» **To be done**
Pull out each line of the records holding the string "JSON".

+ + + +

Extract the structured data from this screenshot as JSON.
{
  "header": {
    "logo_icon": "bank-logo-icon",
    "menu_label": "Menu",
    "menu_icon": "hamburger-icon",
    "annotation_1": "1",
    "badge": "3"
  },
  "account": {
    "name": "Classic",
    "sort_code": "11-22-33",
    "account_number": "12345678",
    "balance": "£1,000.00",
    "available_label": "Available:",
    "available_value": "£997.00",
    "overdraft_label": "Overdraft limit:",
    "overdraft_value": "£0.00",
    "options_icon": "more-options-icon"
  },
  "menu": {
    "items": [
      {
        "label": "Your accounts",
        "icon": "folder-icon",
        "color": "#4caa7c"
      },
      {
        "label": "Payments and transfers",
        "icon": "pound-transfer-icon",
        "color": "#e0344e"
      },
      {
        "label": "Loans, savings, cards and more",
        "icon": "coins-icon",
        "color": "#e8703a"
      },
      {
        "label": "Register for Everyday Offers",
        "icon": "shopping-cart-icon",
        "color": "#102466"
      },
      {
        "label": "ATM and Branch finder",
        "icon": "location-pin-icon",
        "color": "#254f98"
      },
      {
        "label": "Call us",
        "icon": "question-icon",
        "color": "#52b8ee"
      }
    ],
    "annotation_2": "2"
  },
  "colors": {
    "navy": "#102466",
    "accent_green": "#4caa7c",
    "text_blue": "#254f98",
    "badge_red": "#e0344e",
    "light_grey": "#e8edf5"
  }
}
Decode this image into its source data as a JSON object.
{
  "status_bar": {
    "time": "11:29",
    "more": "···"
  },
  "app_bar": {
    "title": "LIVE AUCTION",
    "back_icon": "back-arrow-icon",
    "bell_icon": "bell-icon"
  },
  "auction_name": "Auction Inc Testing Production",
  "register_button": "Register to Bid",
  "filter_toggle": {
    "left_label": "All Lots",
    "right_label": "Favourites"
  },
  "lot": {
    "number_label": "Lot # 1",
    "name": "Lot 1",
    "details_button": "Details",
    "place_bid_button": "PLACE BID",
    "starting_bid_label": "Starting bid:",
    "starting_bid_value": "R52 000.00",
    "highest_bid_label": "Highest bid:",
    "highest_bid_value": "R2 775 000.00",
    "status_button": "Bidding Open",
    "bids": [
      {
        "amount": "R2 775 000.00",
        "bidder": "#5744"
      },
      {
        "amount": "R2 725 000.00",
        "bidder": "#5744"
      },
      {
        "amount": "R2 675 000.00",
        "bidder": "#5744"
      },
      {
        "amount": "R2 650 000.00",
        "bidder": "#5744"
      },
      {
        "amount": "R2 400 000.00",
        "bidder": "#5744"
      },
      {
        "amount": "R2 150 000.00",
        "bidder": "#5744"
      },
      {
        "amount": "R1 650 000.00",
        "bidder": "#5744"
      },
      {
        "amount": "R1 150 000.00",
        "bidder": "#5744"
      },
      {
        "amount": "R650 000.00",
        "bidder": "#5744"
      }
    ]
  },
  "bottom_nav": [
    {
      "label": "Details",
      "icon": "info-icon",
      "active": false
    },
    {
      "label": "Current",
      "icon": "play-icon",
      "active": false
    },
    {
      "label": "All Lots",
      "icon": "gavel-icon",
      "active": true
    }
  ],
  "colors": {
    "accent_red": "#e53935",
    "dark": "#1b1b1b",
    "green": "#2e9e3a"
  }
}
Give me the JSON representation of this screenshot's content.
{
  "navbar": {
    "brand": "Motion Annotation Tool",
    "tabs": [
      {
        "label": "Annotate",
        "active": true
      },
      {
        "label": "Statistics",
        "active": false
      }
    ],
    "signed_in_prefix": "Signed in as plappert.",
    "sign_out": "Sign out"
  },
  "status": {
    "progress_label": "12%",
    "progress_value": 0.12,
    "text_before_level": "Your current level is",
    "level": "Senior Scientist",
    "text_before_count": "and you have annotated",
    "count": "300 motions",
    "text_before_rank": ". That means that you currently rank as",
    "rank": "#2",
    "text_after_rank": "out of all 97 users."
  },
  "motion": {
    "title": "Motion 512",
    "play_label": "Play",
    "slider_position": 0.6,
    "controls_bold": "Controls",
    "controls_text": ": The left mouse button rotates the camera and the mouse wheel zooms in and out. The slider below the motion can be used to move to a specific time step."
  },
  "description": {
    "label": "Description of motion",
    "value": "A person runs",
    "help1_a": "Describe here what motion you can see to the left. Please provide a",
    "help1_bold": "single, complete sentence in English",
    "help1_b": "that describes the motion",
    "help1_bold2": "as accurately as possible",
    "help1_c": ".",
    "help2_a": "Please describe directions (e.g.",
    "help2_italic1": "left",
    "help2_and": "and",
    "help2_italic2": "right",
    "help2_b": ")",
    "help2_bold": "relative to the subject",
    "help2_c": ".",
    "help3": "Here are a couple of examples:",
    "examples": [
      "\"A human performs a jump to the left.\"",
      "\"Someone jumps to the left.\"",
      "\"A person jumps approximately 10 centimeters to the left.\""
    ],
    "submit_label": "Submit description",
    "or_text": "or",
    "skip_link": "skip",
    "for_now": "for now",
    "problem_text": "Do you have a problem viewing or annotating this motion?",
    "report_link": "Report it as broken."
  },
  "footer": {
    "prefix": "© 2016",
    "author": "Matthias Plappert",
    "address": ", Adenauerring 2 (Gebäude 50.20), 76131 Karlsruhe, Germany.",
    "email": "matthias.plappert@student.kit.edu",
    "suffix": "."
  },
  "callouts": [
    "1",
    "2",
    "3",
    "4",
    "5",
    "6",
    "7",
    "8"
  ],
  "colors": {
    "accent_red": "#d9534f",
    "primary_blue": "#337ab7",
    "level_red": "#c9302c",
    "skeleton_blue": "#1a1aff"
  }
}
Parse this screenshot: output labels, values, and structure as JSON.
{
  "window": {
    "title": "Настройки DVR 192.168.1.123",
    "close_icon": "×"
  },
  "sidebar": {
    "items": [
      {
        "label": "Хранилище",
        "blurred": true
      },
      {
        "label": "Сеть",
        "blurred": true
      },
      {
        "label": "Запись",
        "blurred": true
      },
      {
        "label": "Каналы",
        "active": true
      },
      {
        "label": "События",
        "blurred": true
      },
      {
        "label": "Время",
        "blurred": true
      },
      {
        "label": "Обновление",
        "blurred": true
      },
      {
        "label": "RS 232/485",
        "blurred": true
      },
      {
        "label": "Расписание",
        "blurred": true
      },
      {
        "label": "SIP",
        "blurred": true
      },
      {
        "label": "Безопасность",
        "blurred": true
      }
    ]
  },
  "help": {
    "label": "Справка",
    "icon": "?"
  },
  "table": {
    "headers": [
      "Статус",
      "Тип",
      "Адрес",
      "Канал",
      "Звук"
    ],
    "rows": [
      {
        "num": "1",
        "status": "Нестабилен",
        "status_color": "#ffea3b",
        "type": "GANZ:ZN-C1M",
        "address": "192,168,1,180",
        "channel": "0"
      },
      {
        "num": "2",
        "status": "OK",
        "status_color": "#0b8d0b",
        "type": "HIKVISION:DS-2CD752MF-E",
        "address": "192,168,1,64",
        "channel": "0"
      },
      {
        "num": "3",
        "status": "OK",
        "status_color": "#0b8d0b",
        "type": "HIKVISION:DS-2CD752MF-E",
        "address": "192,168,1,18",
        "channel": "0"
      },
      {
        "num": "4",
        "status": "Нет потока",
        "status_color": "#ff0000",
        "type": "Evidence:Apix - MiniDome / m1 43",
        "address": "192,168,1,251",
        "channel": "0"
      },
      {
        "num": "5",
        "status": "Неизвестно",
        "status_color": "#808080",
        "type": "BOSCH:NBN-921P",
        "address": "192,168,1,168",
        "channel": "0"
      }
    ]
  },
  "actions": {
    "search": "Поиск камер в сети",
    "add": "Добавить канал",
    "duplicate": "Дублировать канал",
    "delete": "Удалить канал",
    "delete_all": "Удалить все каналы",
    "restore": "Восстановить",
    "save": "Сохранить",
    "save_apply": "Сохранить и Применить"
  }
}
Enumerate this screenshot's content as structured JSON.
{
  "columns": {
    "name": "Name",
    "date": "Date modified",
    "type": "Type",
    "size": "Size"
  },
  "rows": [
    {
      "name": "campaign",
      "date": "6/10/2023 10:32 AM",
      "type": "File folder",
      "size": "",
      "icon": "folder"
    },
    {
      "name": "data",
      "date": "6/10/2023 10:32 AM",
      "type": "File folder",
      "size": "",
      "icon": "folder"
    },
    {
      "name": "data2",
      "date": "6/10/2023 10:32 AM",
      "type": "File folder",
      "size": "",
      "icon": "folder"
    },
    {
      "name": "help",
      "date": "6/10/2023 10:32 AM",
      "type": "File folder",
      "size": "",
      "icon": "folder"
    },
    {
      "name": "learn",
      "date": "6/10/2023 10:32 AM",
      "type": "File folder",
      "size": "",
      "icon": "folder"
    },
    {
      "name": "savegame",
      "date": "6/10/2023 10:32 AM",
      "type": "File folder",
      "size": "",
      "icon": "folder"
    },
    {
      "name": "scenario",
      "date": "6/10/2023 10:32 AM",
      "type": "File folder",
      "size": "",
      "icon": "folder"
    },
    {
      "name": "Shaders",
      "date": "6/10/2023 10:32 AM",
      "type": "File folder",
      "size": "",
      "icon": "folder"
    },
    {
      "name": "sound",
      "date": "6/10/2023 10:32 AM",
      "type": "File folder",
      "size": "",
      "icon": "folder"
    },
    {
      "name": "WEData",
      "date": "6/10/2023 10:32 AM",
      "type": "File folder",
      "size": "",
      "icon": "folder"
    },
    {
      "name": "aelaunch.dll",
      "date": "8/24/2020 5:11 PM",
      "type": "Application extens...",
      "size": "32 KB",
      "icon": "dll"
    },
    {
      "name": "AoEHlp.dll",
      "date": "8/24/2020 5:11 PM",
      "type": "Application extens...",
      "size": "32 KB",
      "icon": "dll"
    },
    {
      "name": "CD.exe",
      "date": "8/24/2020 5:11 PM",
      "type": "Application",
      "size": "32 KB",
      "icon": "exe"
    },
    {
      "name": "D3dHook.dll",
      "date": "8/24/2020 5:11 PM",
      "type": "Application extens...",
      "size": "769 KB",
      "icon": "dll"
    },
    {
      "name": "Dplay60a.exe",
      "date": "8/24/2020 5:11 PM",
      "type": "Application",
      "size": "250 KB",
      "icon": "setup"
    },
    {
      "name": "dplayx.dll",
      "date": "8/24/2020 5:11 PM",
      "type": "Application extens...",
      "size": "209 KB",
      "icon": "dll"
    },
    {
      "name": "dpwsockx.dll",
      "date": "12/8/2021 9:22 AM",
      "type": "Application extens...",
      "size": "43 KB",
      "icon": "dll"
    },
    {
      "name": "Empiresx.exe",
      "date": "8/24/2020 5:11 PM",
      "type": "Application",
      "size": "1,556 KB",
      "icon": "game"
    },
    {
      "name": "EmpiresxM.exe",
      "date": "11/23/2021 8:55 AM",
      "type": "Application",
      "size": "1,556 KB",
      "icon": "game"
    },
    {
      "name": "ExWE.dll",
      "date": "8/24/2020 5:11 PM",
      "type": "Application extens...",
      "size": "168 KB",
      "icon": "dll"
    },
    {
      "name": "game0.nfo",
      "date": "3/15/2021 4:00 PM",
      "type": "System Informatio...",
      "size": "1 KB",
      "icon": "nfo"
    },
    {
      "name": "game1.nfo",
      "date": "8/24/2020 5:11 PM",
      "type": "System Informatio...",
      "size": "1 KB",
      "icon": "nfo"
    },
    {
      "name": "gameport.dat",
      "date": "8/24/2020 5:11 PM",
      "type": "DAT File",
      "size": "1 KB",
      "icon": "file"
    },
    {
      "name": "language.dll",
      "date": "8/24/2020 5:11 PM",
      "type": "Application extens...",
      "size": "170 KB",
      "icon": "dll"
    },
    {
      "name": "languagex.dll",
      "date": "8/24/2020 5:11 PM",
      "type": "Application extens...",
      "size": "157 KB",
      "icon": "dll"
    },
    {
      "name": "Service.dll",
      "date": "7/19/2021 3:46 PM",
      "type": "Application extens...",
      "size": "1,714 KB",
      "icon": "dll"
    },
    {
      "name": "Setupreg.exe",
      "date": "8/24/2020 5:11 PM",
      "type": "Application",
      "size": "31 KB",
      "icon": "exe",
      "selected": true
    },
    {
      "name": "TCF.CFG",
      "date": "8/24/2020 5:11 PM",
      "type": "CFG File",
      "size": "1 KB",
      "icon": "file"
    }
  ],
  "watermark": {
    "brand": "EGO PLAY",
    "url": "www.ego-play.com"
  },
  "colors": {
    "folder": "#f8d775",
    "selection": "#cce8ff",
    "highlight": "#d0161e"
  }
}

+ + + +

» **Completed task**
Extract the structured data from this screenshot as JSON.
Decode this image into its source data as a JSON object.
Give me the JSON representation of this screenshot's content.
Parse this screenshot: output labels, values, and structure as JSON.
Enumerate this screenshot's content as structured JSON.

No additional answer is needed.